**PROBLEM TO SOLVE:** Render every line of the listing below as a numbered list, omitting blank lines. Leave the pictures out of your answer.

**RECORD LIST:**
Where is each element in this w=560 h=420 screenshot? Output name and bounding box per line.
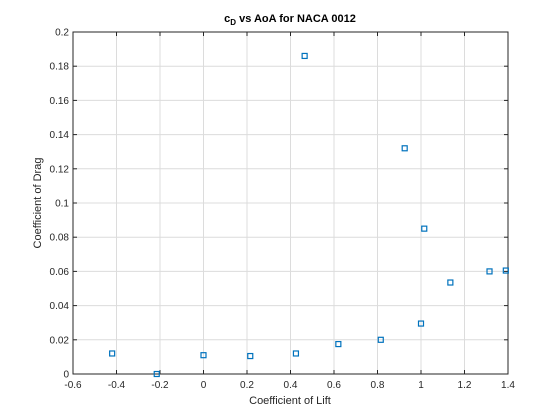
title-main: c xyxy=(224,13,230,25)
x-tick-label: 0.2 xyxy=(240,380,254,391)
data-point xyxy=(377,336,384,343)
data-point xyxy=(247,352,254,360)
data-points xyxy=(109,52,509,378)
data-point xyxy=(421,225,428,232)
y-tick-label: 0.1 xyxy=(55,199,69,210)
x-axis-label: Coefficient of Lift xyxy=(249,395,331,407)
data-point xyxy=(401,145,408,152)
y-tick-label: 0 xyxy=(63,370,69,381)
data-point xyxy=(153,370,160,378)
x-tick-label: 1.4 xyxy=(501,380,515,391)
y-tick-labels: 0 0.02 0.04 0.06 0.08 0.1 0.12 0.14 0.16 0.18 0.2 xyxy=(50,28,70,381)
data-point xyxy=(335,340,342,348)
data-point xyxy=(200,352,207,359)
y-tick-label: 0.02 xyxy=(50,335,70,346)
x-tick-label: -0.2 xyxy=(151,380,169,391)
grid xyxy=(72,31,509,375)
y-tick-label: 0.04 xyxy=(50,301,70,312)
data-point xyxy=(486,268,493,275)
x-tick-label: -0.4 xyxy=(108,380,126,391)
data-point xyxy=(109,350,116,357)
chart-title: cD vs AoA for NACA 0012 xyxy=(224,13,356,27)
x-tick-label: 0 xyxy=(201,380,207,391)
ticks xyxy=(72,31,509,375)
x-tick-label: 1.2 xyxy=(458,380,472,391)
y-tick-label: 0.2 xyxy=(55,28,69,39)
data-point xyxy=(292,350,300,357)
x-tick-label: 0.4 xyxy=(284,380,298,391)
y-tick-label: 0.12 xyxy=(50,164,70,175)
y-tick-label: 0.06 xyxy=(50,267,70,278)
data-point xyxy=(417,320,425,327)
x-tick-label: -0.6 xyxy=(64,380,82,391)
data-point xyxy=(301,52,308,60)
data-point xyxy=(502,267,509,274)
y-tick-label: 0.16 xyxy=(50,96,70,107)
x-tick-labels: -0.6 -0.4 -0.2 0 0.2 0.4 0.6 0.8 1 1.2 1.4 xyxy=(64,380,515,391)
data-point xyxy=(447,279,454,286)
x-tick-label: 1 xyxy=(418,380,424,391)
title-rest: vs AoA for NACA 0012 xyxy=(236,13,356,25)
y-tick-label: 0.18 xyxy=(50,62,70,73)
title-subscript: D xyxy=(230,18,236,27)
y-axis-label: Coefficient of Drag xyxy=(32,158,44,249)
y-tick-label: 0.08 xyxy=(50,233,70,244)
x-tick-label: 0.8 xyxy=(371,380,385,391)
x-tick-label: 0.6 xyxy=(327,380,341,391)
y-tick-label: 0.14 xyxy=(50,130,70,141)
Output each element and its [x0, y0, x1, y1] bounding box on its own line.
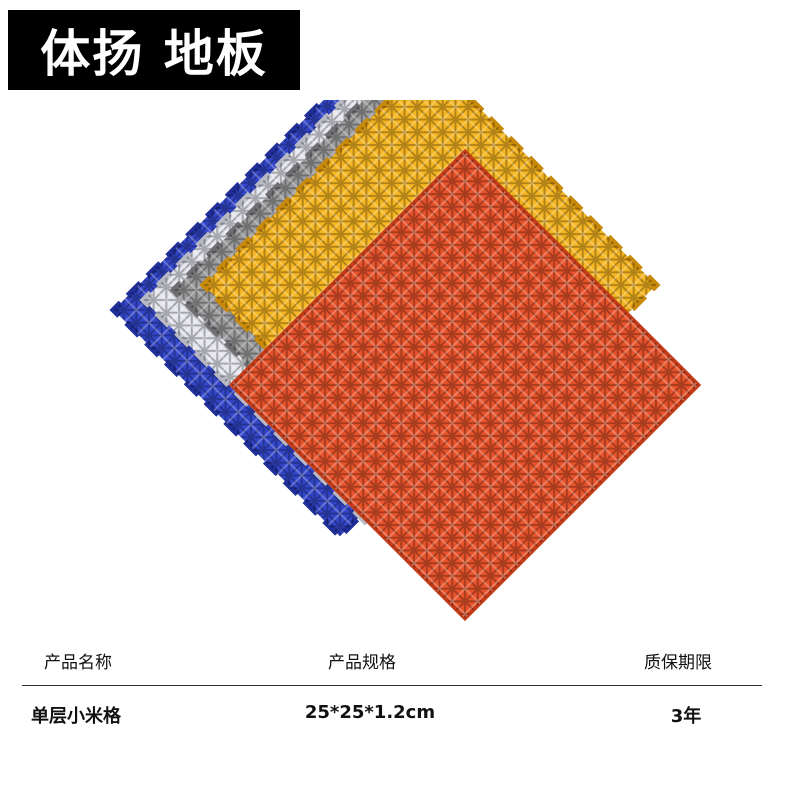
product-image: [109, 100, 702, 622]
table-cell: 25*25*1.2cm: [304, 702, 436, 723]
column-header: 产品名称: [44, 653, 112, 673]
table-cell: 单层小米格: [31, 706, 121, 727]
title: 体扬 地板: [40, 25, 268, 83]
column-header: 产品规格: [328, 653, 396, 673]
tile-stack: [109, 100, 702, 622]
title-badge: 体扬 地板: [8, 10, 300, 90]
column-header: 质保期限: [644, 653, 712, 673]
table-cell: 3年: [670, 706, 702, 727]
divider: [22, 685, 762, 686]
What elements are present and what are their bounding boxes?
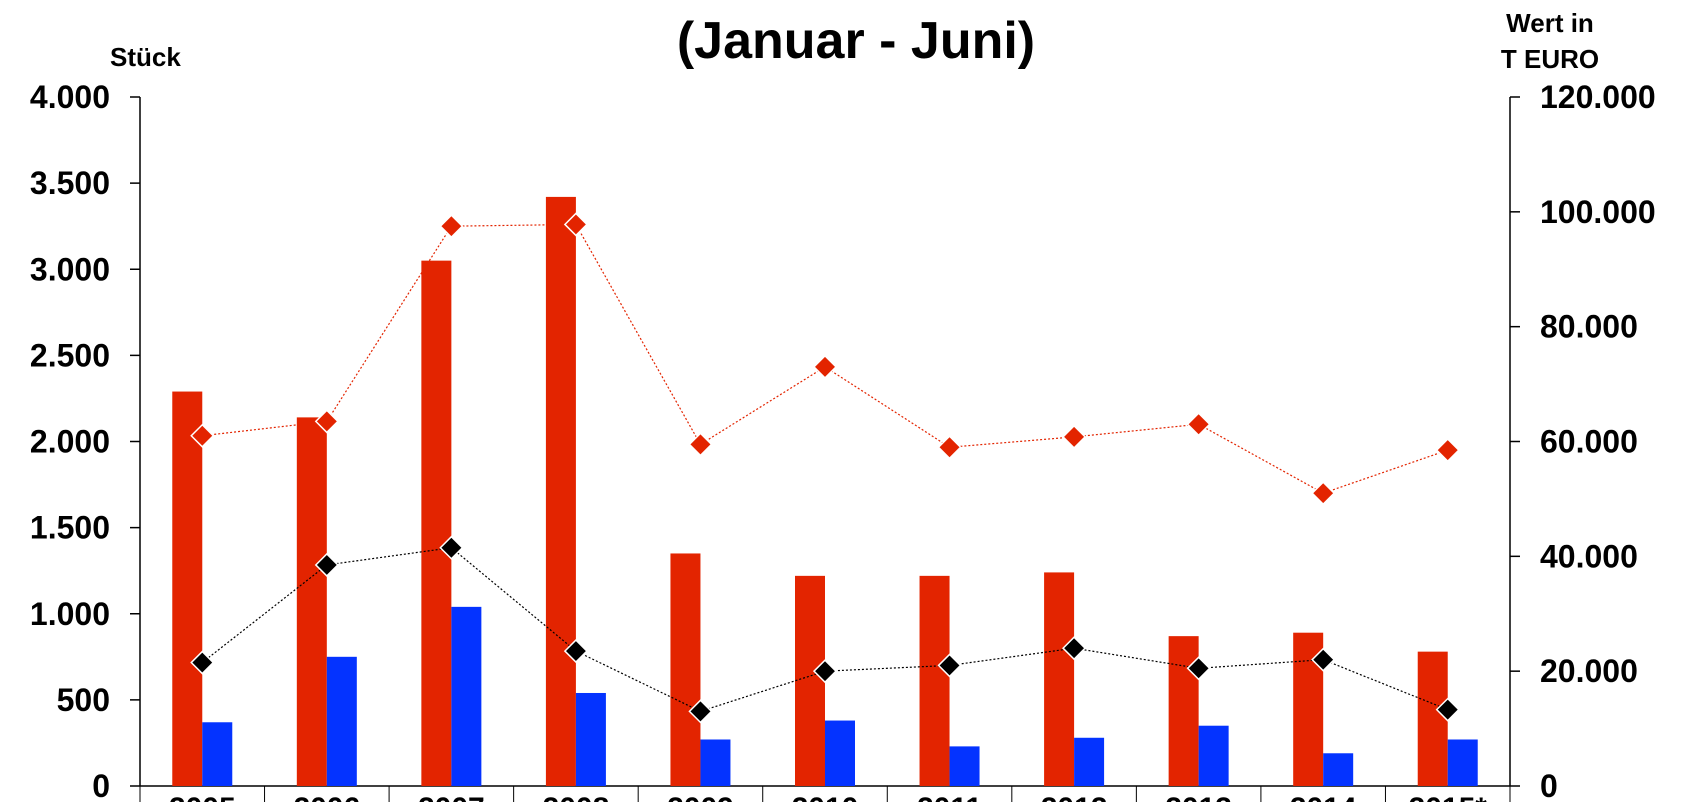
bar-series-1 [670,553,701,786]
x-tick-label: 2013 [1165,792,1232,802]
line-series-1-marker [314,409,339,434]
bar-series-1 [1044,572,1075,786]
bar-series-1 [795,575,825,786]
line-series-2 [201,547,1448,713]
bar-series-2 [949,746,980,786]
line-series-1-marker [688,432,713,457]
x-tick-label: 2009 [667,792,734,802]
bar-series-2 [575,692,606,786]
line-series-1-marker [1435,438,1460,463]
x-tick-label: 2005 [169,792,236,802]
y-left-tick-label: 1.000 [30,596,110,632]
bar-series-1 [545,196,576,786]
y-right-unit-line1: Wert in [1506,8,1594,38]
bar-series-2 [1323,753,1354,786]
line-series-2-marker [1186,656,1211,681]
x-tick-label: 2014 [1290,792,1357,802]
chart-title: (Januar - Juni) [677,12,1035,70]
line-series-2-marker [688,699,713,724]
line-series-2-marker [190,650,215,675]
y-left-tick-label: 2.000 [30,424,110,460]
y-right-tick-label: 60.000 [1540,424,1638,460]
bar-series-1 [172,391,203,786]
bar-series-1 [919,575,950,786]
x-tick-label: 2007 [418,792,485,802]
bar-series-2 [825,720,855,786]
x-tick-label: 2012 [1041,792,1108,802]
lines [190,212,1460,724]
line-series-2-marker [439,535,464,560]
bar-series-2 [1447,739,1478,786]
line-series-1-marker [563,212,588,237]
line-series-1-marker [190,423,215,448]
line-series-2-marker [812,659,838,684]
y-left-unit: Stück [110,42,181,72]
y-right-tick-label: 0 [1540,768,1558,802]
y-right-tick-label: 20.000 [1540,653,1638,689]
y-right-tick-label: 80.000 [1540,309,1638,345]
bar-series-2 [1074,737,1105,786]
x-tick-label: 2011 [917,792,982,802]
y-right-tick-label: 120.000 [1540,79,1656,115]
line-series-2-marker [1311,647,1336,672]
bar-series-2 [1198,725,1229,786]
x-tick-label: 2010 [792,792,859,802]
x-tick-label: 2006 [293,792,360,802]
y-left-tick-label: 3.000 [30,251,110,287]
y-left-tick-label: 3.500 [30,165,110,201]
line-series-1-marker [439,214,464,239]
tick-labels: 0 500 1.000 1.500 2.000 2.500 3.000 3.500 4.000 0… [30,79,1656,807]
line-series-2-marker [563,639,588,664]
line-series-2-marker [1435,697,1460,722]
line-series-1-marker [1311,481,1336,506]
y-right-tick-label: 40.000 [1540,538,1638,574]
bar-series-2 [451,606,482,786]
y-left-tick-label: 0 [92,768,110,802]
bar-series-1 [421,260,452,786]
bar-series-1 [1417,651,1448,786]
y-left-tick-label: 2.500 [30,337,110,373]
line-series-1-marker [1186,412,1211,437]
x-tick-label: 2008 [543,792,610,802]
line-series-2-marker [937,653,962,678]
y-left-tick-label: 500 [57,682,110,718]
y-left-tick-label: 4.000 [30,79,110,115]
x-tick-label: 2015* [1409,792,1488,802]
line-series-1-marker [812,354,838,379]
bar-series-2 [700,739,731,786]
line-series-1-marker [1062,424,1087,449]
bar-series-1 [296,417,327,786]
bar-series-2 [202,722,233,786]
line-series-2-marker [314,552,339,578]
y-right-tick-label: 100.000 [1540,194,1656,230]
line-series-1-marker [937,435,962,460]
line-series-2-marker [1062,636,1087,661]
bars [172,196,1478,786]
bar-series-1 [1168,636,1199,786]
bar-series-2 [326,656,357,786]
y-left-tick-label: 1.500 [30,510,110,546]
y-right-unit-line2: T EURO [1501,44,1599,74]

**SOLVED PROBLEM:**
1. Where is each element in this w=560 h=420 screenshot? Output name and bounding box per line.
2. title-main: c xyxy=(224,13,230,25)
3. x-tick-label: 0.2 xyxy=(240,380,254,391)
4. data-point xyxy=(377,336,384,343)
5. data-point xyxy=(247,352,254,360)
6. data-points xyxy=(109,52,509,378)
7. data-point xyxy=(421,225,428,232)
8. y-tick-label: 0.1 xyxy=(55,199,69,210)
9. x-axis-label: Coefficient of Lift xyxy=(249,395,331,407)
10. data-point xyxy=(401,145,408,152)
11. y-tick-label: 0 xyxy=(63,370,69,381)
12. data-point xyxy=(153,370,160,378)
13. x-tick-label: 1.4 xyxy=(501,380,515,391)
14. y-tick-labels: 0 0.02 0.04 0.06 0.08 0.1 0.12 0.14 0.16 0.18 0.2 xyxy=(50,28,70,381)
15. data-point xyxy=(335,340,342,348)
16. data-point xyxy=(200,352,207,359)
17. y-tick-label: 0.02 xyxy=(50,335,70,346)
18. x-tick-label: -0.2 xyxy=(151,380,169,391)
19. grid xyxy=(72,31,509,375)
20. y-tick-label: 0.04 xyxy=(50,301,70,312)
21. data-point xyxy=(486,268,493,275)
22. x-tick-label: -0.4 xyxy=(108,380,126,391)
23. data-point xyxy=(109,350,116,357)
24. chart-title: cD vs AoA for NACA 0012 xyxy=(224,13,356,27)
25. x-tick-label: 0 xyxy=(201,380,207,391)
26. ticks xyxy=(72,31,509,375)
27. x-tick-label: 1.2 xyxy=(458,380,472,391)
28. y-tick-label: 0.2 xyxy=(55,28,69,39)
29. data-point xyxy=(292,350,300,357)
30. x-tick-label: 0.4 xyxy=(284,380,298,391)
31. y-tick-label: 0.12 xyxy=(50,164,70,175)
32. y-tick-label: 0.06 xyxy=(50,267,70,278)
33. data-point xyxy=(417,320,425,327)
34. x-tick-label: -0.6 xyxy=(64,380,82,391)
35. data-point xyxy=(301,52,308,60)
36. data-point xyxy=(502,267,509,274)
37. y-tick-label: 0.16 xyxy=(50,96,70,107)
38. x-tick-labels: -0.6 -0.4 -0.2 0 0.2 0.4 0.6 0.8 1 1.2 1.4 xyxy=(64,380,515,391)
39. data-point xyxy=(447,279,454,286)
40. x-tick-label: 1 xyxy=(418,380,424,391)
41. title-rest: vs AoA for NACA 0012 xyxy=(236,13,356,25)
42. y-tick-label: 0.18 xyxy=(50,62,70,73)
43. title-subscript: D xyxy=(230,18,236,27)
44. y-axis-label: Coefficient of Drag xyxy=(32,158,44,249)
45. y-tick-label: 0.08 xyxy=(50,233,70,244)
46. x-tick-label: 0.8 xyxy=(371,380,385,391)
47. x-tick-label: 0.6 xyxy=(327,380,341,391)
48. y-tick-label: 0.14 xyxy=(50,130,70,141)
49. Output each element and its [x0, y0, x1, y1] bounding box on its own line.
50. product-image: [109, 100, 702, 622]
51. table-cell: 25*25*1.2cm: [304, 702, 436, 723]
52. column-header: 产品名称: [44, 653, 112, 673]
53. table-cell: 单层小米格: [31, 706, 121, 727]
54. title: 体扬 地板: [40, 25, 268, 83]
55. column-header: 产品规格: [328, 653, 396, 673]
56. tile-stack: [109, 100, 702, 622]
57. title-badge: 体扬 地板: [8, 10, 300, 90]
58. column-header: 质保期限: [644, 653, 712, 673]
59. table-cell: 3年: [670, 706, 702, 727]
60. divider: [22, 685, 762, 686]
61. What elements are present and what are their bounding boxes?
62. bar-series-1 [670,553,701,786]
63. x-tick-label: 2013 [1165,792,1232,802]
64. line-series-1-marker [314,409,339,434]
65. bar-series-1 [1044,572,1075,786]
66. bar-series-1 [795,575,825,786]
67. line-series-2 [201,547,1448,713]
68. bar-series-2 [949,746,980,786]
69. line-series-1-marker [688,432,713,457]
70. x-tick-label: 2009 [667,792,734,802]
71. bar-series-2 [575,692,606,786]
72. line-series-1-marker [1435,438,1460,463]
73. x-tick-label: 2005 [169,792,236,802]
74. y-left-tick-label: 1.000 [30,596,110,632]
75. bar-series-1 [545,196,576,786]
76. y-right-unit-line1: Wert in [1506,8,1594,38]
77. bar-series-2 [1323,753,1354,786]
78. line-series-2-marker [1186,656,1211,681]
79. x-tick-label: 2014 [1290,792,1357,802]
80. chart-title: (Januar - Juni) [677,12,1035,70]
81. line-series-2-marker [688,699,713,724]
82. line-series-2-marker [190,650,215,675]
83. y-left-tick-label: 2.000 [30,424,110,460]
84. y-right-tick-label: 60.000 [1540,424,1638,460]
85. bar-series-1 [172,391,203,786]
86. bar-series-1 [919,575,950,786]
87. x-tick-label: 2007 [418,792,485,802]
88. bar-series-2 [825,720,855,786]
89. x-tick-label: 2012 [1041,792,1108,802]
90. lines [190,212,1460,724]
91. line-series-2-marker [439,535,464,560]
92. bar-series-2 [1447,739,1478,786]
93. line-series-1-marker [563,212,588,237]
94. line-series-1-marker [190,423,215,448]
95. line-series-2-marker [812,659,838,684]
96. y-left-unit: Stück [110,42,181,72]
97. y-right-tick-label: 0 [1540,768,1558,802]
98. y-right-tick-label: 20.000 [1540,653,1638,689]
99. y-right-tick-label: 80.000 [1540,309,1638,345]
100. bar-series-2 [1074,737,1105,786]
101. x-tick-label: 2011 [917,792,982,802]
102. y-right-tick-label: 120.000 [1540,79,1656,115]
103. line-series-2-marker [1311,647,1336,672]
104. bar-series-2 [1198,725,1229,786]
105. x-tick-label: 2010 [792,792,859,802]
106. x-tick-label: 2006 [293,792,360,802]
107. y-left-tick-label: 3.000 [30,251,110,287]
108. y-left-tick-label: 3.500 [30,165,110,201]
109. line-series-1-marker [439,214,464,239]
110. tick-labels: 0 500 1.000 1.500 2.000 2.500 3.000 3.500 4.000 0… [30,79,1656,807]
111. line-series-2-marker [563,639,588,664]
112. line-series-2-marker [1435,697,1460,722]
113. line-series-1-marker [1311,481,1336,506]
114. y-right-tick-label: 40.000 [1540,538,1638,574]
115. bar-series-2 [451,606,482,786]
116. y-left-tick-label: 0 [92,768,110,802]
117. bar-series-1 [421,260,452,786]
118. bar-series-1 [1417,651,1448,786]
119. y-left-tick-label: 2.500 [30,337,110,373]
120. line-series-1-marker [1186,412,1211,437]
121. x-tick-label: 2008 [543,792,610,802]
122. line-series-2-marker [937,653,962,678]
123. y-left-tick-label: 500 [57,682,110,718]
124. y-left-tick-label: 4.000 [30,79,110,115]
125. x-tick-label: 2015* [1409,792,1488,802]
126. line-series-1-marker [812,354,838,379]
127. bar-series-2 [700,739,731,786]
128. line-series-1-marker [1062,424,1087,449]
129. bar-series-1 [296,417,327,786]
130. bar-series-2 [202,722,233,786]
131. line-series-2-marker [314,552,339,578]
132. y-right-tick-label: 100.000 [1540,194,1656,230]
133. line-series-1-marker [937,435,962,460]
134. line-series-2-marker [1062,636,1087,661]
135. bars [172,196,1478,786]
136. bar-series-1 [1168,636,1199,786]
137. bar-series-2 [326,656,357,786]
138. y-left-tick-label: 1.500 [30,510,110,546]
139. y-right-unit-line2: T EURO [1501,44,1599,74]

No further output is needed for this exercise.